=== What you have to do ===
Restate the entries word for word, omitting nothing.

=== Dataset extract ===
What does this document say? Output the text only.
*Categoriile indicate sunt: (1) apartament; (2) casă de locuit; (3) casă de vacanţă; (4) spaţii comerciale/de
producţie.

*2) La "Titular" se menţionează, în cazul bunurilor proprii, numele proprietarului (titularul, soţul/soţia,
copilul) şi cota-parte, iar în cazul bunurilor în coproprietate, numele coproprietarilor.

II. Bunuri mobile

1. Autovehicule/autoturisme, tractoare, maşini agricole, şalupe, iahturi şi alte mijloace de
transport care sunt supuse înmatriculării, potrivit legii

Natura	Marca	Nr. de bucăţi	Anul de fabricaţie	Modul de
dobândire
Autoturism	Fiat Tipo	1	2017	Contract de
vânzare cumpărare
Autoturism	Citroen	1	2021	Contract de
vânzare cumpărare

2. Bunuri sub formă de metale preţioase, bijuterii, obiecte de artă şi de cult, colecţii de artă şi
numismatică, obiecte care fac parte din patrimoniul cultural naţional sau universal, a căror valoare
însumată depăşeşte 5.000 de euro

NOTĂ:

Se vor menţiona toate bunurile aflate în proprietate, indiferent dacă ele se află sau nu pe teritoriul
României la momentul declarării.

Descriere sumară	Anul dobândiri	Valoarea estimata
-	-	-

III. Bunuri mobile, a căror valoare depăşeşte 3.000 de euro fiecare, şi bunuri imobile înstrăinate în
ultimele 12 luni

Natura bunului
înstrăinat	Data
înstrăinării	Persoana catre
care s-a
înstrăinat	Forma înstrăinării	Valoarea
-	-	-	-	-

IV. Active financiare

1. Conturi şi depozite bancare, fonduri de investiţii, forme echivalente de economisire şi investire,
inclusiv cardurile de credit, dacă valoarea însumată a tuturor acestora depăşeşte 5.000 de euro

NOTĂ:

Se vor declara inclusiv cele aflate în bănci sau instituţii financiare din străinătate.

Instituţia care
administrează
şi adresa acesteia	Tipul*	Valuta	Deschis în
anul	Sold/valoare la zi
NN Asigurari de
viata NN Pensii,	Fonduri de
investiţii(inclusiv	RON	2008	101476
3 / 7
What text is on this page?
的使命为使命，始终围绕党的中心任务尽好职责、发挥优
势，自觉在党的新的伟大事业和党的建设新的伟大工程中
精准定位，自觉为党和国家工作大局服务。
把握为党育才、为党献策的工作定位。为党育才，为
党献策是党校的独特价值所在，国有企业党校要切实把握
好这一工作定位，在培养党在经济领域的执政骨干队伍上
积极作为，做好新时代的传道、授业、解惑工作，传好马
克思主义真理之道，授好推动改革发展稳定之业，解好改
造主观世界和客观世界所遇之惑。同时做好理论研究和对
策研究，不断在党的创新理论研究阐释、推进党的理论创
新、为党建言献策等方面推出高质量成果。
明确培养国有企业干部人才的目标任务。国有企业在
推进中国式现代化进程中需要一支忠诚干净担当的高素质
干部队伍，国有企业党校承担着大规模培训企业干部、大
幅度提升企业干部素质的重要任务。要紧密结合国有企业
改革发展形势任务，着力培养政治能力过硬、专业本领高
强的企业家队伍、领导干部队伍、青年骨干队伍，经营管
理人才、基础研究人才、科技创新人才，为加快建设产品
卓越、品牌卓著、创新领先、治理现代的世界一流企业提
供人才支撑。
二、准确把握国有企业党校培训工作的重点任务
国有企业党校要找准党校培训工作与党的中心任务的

=== Correct output ===
What does this document say? Output the text only.
*Categoriile indicate sunt: (1) apartament; (2) casă de locuit; (3) casă de vacanţă; (4) spaţii comerciale/de
producţie.

*2) La "Titular" se menţionează, în cazul bunurilor proprii, numele proprietarului (titularul, soţul/soţia,
copilul) şi cota-parte, iar în cazul bunurilor în coproprietate, numele coproprietarilor.

II. Bunuri mobile

1. Autovehicule/autoturisme, tractoare, maşini agricole, şalupe, iahturi şi alte mijloace de
transport care sunt supuse înmatriculării, potrivit legii

Natura	Marca	Nr. de bucăţi	Anul de fabricaţie	Modul de
dobândire
Autoturism	Fiat Tipo	1	2017	Contract de
vânzare cumpărare
Autoturism	Citroen	1	2021	Contract de
vânzare cumpărare

2. Bunuri sub formă de metale preţioase, bijuterii, obiecte de artă şi de cult, colecţii de artă şi
numismatică, obiecte care fac parte din patrimoniul cultural naţional sau universal, a căror valoare
însumată depăşeşte 5.000 de euro

NOTĂ:

Se vor menţiona toate bunurile aflate în proprietate, indiferent dacă ele se află sau nu pe teritoriul
României la momentul declarării.

Descriere sumară	Anul dobândiri	Valoarea estimata
-	-	-

III. Bunuri mobile, a căror valoare depăşeşte 3.000 de euro fiecare, şi bunuri imobile înstrăinate în
ultimele 12 luni

Natura bunului
înstrăinat	Data
înstrăinării	Persoana catre
care s-a
înstrăinat	Forma înstrăinării	Valoarea
-	-	-	-	-

IV. Active financiare

1. Conturi şi depozite bancare, fonduri de investiţii, forme echivalente de economisire şi investire,
inclusiv cardurile de credit, dacă valoarea însumată a tuturor acestora depăşeşte 5.000 de euro

NOTĂ:

Se vor declara inclusiv cele aflate în bănci sau instituţii financiare din străinătate.

Instituţia care
administrează
şi adresa acesteia	Tipul*	Valuta	Deschis în
anul	Sold/valoare la zi
NN Asigurari de
viata NN Pensii,	Fonduri de
investiţii(inclusiv	RON	2008	101476
3 / 7
What text is on this page?
的使命为使命，始终围绕党的中心任务尽好职责、发挥优
势，自觉在党的新的伟大事业和党的建设新的伟大工程中
精准定位，自觉为党和国家工作大局服务。
把握为党育才、为党献策的工作定位。为党育才，为
党献策是党校的独特价值所在，国有企业党校要切实把握
好这一工作定位，在培养党在经济领域的执政骨干队伍上
积极作为，做好新时代的传道、授业、解惑工作，传好马
克思主义真理之道，授好推动改革发展稳定之业，解好改
造主观世界和客观世界所遇之惑。同时做好理论研究和对
策研究，不断在党的创新理论研究阐释、推进党的理论创
新、为党建言献策等方面推出高质量成果。
明确培养国有企业干部人才的目标任务。国有企业在
推进中国式现代化进程中需要一支忠诚干净担当的高素质
干部队伍，国有企业党校承担着大规模培训企业干部、大
幅度提升企业干部素质的重要任务。要紧密结合国有企业
改革发展形势任务，着力培养政治能力过硬、专业本领高
强的企业家队伍、领导干部队伍、青年骨干队伍，经营管
理人才、基础研究人才、科技创新人才，为加快建设产品
卓越、品牌卓著、创新领先、治理现代的世界一流企业提
供人才支撑。
二、准确把握国有企业党校培训工作的重点任务
国有企业党校要找准党校培训工作与党的中心任务的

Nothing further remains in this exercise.